VOTRE OBJECTIF:
Poursuivez le texte sur la chaleur en ville et la qualité de l'air à partir de sa dernière phrase.

TEXTE À ANALYSER:
Au regard de toutes ces données, l’unité de recherche Sphères est engagée dans la mise au point de modèles adaptatifs qui tendent à maintenir, voire à améliorer le niveau de vie malgré les changements à venir. Pour résoudre le problème de la hausse de la température dans les grandes villes, les chercheur·e·s proposent notamment d’y implanter davantage de végétation, de quoi atténuer les îlots de chaleur urbains. Le phénomène d’évapotranspiration et d’évaporation des végétaux permettrait de refroidir l’atmosphère de quelques degrés.

Arlon-H4. Air, Eau et Santé

La qualité de l’air fait couler beaucoup d’encre : à l’intérieur ou à l’extérieur, les sources de pollution sont nombreuses et suscitent l’inquiétude du grand public car elles ont un réel impact sur la santé.

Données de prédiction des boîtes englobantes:
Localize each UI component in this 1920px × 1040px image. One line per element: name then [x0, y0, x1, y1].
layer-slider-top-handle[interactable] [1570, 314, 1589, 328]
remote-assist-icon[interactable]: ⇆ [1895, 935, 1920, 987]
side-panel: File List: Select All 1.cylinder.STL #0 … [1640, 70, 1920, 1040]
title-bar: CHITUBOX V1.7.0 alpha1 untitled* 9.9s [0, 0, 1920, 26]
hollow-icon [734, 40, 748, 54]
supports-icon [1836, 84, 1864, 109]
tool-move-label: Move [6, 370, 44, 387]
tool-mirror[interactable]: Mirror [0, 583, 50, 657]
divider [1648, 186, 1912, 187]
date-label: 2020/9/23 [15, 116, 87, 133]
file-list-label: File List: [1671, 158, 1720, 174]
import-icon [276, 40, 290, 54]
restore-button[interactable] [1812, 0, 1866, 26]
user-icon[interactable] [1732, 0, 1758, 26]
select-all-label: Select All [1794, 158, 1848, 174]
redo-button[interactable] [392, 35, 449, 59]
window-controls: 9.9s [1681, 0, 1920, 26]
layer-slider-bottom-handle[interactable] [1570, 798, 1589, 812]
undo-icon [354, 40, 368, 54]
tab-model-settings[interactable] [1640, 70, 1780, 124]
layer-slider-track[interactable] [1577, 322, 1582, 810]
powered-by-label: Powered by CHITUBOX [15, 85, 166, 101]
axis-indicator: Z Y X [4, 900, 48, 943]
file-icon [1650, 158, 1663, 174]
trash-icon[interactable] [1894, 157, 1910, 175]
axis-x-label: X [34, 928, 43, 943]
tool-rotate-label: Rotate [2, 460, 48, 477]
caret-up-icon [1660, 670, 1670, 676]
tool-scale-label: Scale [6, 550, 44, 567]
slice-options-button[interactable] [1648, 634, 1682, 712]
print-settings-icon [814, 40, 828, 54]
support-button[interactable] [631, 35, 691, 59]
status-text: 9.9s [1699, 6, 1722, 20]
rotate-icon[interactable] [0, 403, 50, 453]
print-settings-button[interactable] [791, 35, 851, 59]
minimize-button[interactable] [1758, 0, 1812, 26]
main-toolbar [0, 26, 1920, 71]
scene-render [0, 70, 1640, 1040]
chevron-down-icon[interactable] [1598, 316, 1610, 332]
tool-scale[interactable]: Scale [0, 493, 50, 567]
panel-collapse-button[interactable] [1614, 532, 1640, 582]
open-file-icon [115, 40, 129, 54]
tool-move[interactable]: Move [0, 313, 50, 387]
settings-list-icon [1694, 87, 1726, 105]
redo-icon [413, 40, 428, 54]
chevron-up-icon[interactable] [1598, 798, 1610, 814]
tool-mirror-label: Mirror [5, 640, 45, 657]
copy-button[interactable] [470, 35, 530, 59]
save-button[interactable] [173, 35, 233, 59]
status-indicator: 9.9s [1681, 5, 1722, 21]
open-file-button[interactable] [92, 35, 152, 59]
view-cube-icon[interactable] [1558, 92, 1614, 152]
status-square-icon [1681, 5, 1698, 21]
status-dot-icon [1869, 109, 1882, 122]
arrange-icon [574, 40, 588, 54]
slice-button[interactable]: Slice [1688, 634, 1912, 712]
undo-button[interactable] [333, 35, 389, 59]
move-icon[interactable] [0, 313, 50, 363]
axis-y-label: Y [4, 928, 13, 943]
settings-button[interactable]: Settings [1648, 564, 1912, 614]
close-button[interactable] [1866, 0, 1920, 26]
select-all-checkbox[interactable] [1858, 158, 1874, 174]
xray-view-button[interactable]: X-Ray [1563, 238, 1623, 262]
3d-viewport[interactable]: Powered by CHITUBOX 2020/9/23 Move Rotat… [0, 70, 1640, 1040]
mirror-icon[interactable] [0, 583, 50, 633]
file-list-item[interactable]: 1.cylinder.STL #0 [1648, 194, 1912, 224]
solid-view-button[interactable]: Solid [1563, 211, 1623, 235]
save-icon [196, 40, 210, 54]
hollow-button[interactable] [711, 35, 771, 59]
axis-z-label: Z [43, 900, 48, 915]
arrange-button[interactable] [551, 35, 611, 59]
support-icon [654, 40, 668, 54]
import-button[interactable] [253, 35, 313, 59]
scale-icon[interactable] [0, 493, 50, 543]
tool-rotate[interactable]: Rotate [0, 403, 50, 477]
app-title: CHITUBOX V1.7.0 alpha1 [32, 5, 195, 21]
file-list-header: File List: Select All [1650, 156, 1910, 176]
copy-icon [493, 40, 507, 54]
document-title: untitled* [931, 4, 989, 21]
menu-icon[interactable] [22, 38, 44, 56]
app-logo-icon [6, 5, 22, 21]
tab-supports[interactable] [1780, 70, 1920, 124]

RÉSULTAT DE L'EXERCICE:
L’équipe Sensing of Atmospheres and Monitoring (SAM) caractérise les atmosphères polluées à micro-échelle et s’attelle à développer des outils qui aident à la prise de décision. « Grâce à un indicateur, la qualité de l’air pourra devenir un critère pertinent pour la conception et l’agencement d’un quartier. Un autre indicateur pourra prédire l’évolution de la qualité de l’air intérieur en fonction de l’évolution du climat, ce qui aidera à redéfinir les modes de vie et d’habitat en Wallonie », explique Justin Martin, doctorant pour l’équipe SAM. En prenant la mesure des émissions d’ammoniac, il est possible également de créer un outil pour raisonner l’usage des amendements agricoles afin de respecter la qualité de l’eau, ressource précieuse s’il en est.

Ces techniques utilisées en environnement trouvent aussi un usage médical. En utilisant un nez électronique, connu pour pouvoir identifier les odeurs dans l’environnement, il est possible de réaliser un screening du cancer du poumon à domicile à partir d’un échantillon d’haleine. À l’avenir, d’autres maladies pourraient être détectées de cette manière.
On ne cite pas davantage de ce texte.